> **EXERCISE REQUIREMENTS**
Say only how many lines contain the word "участка".

--------------------

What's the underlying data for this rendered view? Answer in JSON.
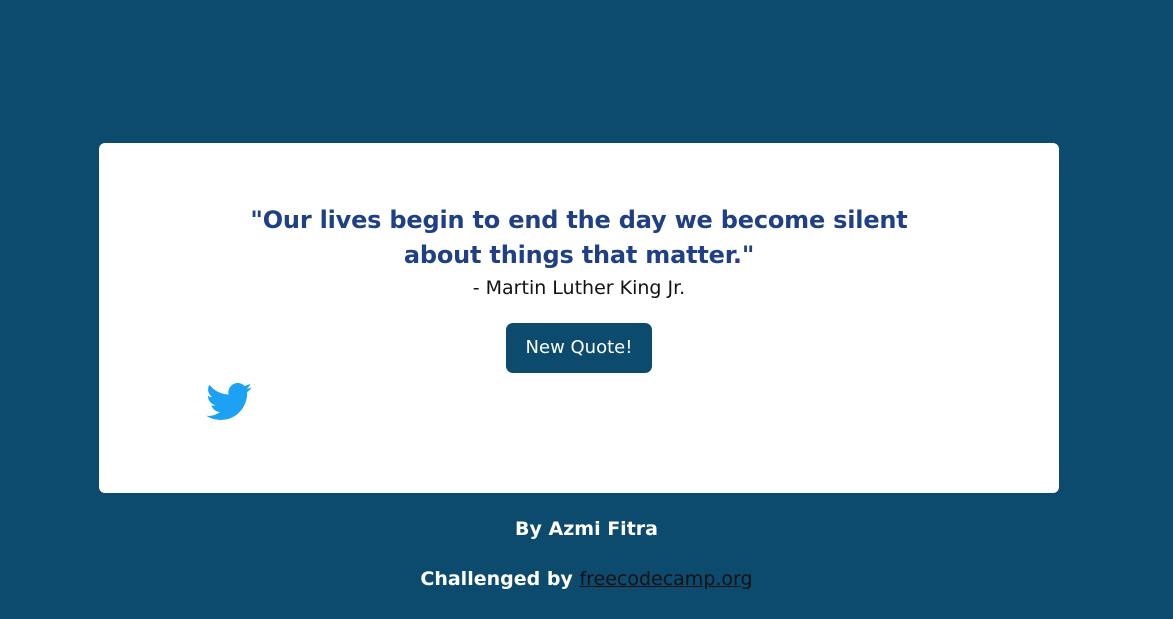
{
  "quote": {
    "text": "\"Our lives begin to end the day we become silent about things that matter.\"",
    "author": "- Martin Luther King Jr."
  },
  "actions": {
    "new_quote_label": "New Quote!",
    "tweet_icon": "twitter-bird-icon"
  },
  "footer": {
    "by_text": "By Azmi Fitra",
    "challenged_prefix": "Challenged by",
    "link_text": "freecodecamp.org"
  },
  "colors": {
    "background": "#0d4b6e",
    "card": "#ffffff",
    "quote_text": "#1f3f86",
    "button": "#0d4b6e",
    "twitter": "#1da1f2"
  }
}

--------------------

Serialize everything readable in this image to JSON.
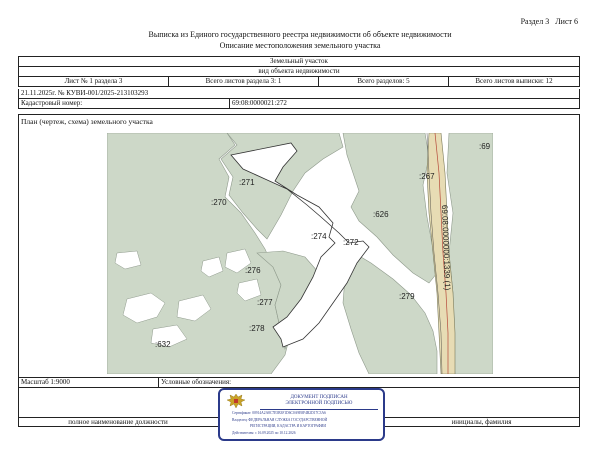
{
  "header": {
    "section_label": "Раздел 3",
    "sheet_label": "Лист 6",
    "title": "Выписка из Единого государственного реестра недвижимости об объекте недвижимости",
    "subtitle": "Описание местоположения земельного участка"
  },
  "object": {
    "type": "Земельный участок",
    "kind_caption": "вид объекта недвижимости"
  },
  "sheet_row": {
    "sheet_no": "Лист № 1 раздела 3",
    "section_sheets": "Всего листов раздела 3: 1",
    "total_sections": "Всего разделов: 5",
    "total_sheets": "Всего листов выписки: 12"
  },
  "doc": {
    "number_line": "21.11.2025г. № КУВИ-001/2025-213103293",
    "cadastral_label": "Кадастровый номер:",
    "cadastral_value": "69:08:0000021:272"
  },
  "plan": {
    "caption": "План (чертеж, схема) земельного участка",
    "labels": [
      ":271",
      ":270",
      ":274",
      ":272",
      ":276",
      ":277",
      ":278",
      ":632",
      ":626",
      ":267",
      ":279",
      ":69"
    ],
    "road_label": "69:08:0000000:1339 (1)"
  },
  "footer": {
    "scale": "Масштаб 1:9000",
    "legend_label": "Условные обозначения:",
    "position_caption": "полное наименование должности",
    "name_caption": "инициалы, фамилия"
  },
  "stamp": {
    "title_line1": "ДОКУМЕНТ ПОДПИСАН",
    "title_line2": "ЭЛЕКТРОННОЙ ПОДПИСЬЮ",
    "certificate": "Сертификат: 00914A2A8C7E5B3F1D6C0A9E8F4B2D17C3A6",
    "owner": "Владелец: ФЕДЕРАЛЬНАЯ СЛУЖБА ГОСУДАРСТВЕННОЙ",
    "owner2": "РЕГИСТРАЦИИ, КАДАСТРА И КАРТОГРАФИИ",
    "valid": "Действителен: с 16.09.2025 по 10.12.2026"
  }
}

--------------------

> **RESPONSE TO THE EXERCISE**
2